§ **FRAGMENTO DEL EJERCICIO**:
Aunque Terence acompaña a Rachel hasta el final, cuando ella muere, desaparece de escena y ya no sabremos nada de él. Agotado por las emociones de los últimos días, las últimas palabras de la novela corresponden a su amigo Hirst, que al llegar al hotel se encuentra con unos pocos huéspedes; cierra los ojos y siente cierto alivio al percibir “una procesión de objetos, negros e indistintos, siluetas de personas que recogían sus libros, sus naipes, sus madejas de lana y costureros, y pasaban a su lado, uno tras otro, en dirección a sus habitaciones”.
En el proceso de revisión y reescritura de su novela, Virginia suavizó el feminismo de Rachel, mientras que el carácter de Evelyn es significativamente diferente en Melymbrosia y en Fin de viaje. Entre las distintas lecturas críticas y académicas, están las que sugieren la atracción homosexual entre Helen y Rachel, y las que asocian el encuentro de Rachel y Evelyn, en la habitación de esta última, como un intento de seducción. Lo cierto es que Helen tenía tanto de Vanessa que Clive le escribió a su cuñada: “No me atrevo a hablar de Helen, pero creo que conseguirás que Vanessa crea en sí misma”. La relación entre Helen y Rachel —como la de las hermanas Stephen— no excluye sentimientos de celos y posesividad. Además, Helen triangula la pareja de los protagonistas; en principio, goza de la supremacía y el dominio sobre su sobrina, y siente celos cuando la pareja de Rachel y Terence escapa a su influencia.

§ **TAREA ASIGNADA**: Condensa en dos oraciones el contenido del fragmento del ejercicio.

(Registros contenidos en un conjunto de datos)

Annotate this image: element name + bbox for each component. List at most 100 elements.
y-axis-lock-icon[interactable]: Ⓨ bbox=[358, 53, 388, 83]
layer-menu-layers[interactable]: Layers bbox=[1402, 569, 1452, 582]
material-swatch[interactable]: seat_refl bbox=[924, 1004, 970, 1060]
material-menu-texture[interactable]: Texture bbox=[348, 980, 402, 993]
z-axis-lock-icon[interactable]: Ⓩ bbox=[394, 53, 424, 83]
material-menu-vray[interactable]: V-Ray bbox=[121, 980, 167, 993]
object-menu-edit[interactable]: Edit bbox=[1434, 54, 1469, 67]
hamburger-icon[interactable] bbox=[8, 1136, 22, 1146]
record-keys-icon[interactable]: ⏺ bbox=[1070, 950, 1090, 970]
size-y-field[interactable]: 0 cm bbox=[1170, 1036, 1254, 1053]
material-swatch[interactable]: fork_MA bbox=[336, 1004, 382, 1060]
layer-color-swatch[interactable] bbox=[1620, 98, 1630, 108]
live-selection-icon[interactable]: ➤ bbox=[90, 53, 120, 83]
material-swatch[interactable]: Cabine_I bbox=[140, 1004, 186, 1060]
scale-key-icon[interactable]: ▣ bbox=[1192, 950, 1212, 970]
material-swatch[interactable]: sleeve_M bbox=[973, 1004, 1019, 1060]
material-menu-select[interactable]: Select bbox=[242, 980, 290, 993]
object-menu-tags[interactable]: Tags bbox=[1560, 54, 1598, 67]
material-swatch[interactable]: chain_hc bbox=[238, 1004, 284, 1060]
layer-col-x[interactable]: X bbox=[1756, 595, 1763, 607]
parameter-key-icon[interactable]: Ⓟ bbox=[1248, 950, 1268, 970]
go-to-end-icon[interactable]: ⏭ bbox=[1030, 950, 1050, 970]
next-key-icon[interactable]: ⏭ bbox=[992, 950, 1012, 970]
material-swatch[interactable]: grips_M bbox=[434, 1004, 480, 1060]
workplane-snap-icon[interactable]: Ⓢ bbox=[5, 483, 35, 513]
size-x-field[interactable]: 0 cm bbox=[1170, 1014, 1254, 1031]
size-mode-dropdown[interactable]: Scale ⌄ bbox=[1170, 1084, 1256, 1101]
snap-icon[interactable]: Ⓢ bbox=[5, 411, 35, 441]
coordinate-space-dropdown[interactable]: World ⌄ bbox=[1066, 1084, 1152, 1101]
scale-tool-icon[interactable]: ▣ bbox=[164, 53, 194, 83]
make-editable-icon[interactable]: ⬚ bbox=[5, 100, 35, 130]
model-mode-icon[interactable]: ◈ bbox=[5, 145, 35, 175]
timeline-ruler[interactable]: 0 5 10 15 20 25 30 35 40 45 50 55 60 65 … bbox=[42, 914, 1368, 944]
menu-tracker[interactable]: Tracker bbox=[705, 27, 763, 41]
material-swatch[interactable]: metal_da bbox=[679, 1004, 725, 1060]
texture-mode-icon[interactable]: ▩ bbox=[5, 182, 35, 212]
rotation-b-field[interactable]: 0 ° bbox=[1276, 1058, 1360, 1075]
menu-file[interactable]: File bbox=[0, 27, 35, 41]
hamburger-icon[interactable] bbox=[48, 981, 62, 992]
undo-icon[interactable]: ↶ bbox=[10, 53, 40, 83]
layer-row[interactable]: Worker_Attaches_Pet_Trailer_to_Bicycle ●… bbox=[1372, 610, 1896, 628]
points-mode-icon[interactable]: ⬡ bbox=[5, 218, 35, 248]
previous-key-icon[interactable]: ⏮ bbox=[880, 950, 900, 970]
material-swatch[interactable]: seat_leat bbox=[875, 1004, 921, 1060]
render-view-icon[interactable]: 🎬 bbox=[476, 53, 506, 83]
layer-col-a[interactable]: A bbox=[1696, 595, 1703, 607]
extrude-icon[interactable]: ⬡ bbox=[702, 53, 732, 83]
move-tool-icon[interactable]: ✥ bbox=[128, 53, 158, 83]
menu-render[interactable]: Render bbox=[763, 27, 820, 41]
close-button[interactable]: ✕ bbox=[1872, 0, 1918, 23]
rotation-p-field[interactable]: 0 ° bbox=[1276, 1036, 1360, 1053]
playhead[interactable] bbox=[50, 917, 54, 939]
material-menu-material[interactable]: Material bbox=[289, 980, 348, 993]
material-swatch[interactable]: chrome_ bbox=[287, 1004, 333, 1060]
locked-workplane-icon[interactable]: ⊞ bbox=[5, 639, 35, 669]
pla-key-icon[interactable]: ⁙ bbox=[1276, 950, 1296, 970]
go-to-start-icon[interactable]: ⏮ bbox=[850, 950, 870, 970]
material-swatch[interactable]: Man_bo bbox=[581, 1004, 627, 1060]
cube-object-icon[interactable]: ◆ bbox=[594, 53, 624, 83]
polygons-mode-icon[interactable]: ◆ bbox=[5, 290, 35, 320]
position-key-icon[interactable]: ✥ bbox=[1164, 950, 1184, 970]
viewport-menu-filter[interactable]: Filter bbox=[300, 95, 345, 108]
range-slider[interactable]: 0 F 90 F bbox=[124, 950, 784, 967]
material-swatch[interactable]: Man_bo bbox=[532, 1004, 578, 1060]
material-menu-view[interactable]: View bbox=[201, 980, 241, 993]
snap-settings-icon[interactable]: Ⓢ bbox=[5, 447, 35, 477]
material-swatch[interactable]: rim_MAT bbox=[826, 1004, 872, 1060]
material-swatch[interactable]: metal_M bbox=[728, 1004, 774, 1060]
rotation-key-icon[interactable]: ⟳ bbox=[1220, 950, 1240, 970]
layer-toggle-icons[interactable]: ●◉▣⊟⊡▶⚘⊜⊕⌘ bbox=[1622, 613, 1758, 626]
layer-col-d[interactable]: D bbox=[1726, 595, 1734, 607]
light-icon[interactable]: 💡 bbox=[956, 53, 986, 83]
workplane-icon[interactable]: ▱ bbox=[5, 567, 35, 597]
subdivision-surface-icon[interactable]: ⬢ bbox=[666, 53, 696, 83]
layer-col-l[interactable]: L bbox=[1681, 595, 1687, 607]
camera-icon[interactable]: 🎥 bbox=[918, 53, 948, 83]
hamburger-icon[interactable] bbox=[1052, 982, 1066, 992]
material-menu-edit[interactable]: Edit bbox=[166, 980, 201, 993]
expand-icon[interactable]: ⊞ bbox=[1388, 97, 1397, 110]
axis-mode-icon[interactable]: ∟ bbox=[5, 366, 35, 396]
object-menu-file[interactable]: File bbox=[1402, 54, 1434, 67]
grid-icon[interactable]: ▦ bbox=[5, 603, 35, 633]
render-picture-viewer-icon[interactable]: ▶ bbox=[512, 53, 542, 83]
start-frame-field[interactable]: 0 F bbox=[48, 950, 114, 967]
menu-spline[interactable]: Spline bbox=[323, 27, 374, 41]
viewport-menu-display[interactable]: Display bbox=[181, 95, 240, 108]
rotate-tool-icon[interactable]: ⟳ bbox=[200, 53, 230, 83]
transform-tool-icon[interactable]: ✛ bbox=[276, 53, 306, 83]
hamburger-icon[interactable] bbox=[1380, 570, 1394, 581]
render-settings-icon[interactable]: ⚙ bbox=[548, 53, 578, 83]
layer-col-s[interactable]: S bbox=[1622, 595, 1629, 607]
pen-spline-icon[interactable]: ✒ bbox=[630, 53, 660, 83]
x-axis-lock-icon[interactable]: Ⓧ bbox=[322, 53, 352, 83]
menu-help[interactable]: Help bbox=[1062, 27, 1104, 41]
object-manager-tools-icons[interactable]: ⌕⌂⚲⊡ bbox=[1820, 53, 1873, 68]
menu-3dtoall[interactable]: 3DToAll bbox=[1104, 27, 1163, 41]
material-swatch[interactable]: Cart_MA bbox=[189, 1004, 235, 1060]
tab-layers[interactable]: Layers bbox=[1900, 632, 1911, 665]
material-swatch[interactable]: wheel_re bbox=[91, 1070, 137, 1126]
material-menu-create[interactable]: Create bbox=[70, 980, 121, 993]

§ **RESPUESTA FINAL**: Tras la muerte de Rachel, Terence desaparece de escena y la novela se cierra con su amigo Hirst, quien, en el hotel, siente alivio al ver pasar a los huéspedes hacia sus habitaciones. En la revisión de la novela, Virginia suavizó el feminismo de Rachel y el carácter de Evelyn cambió de manera significativa, mientras que Helen, con mucho de Vanessa, mantiene con su sobrina una relación con celos y posesividad y siente celos cuando Rachel y Terence escapan a su influencia.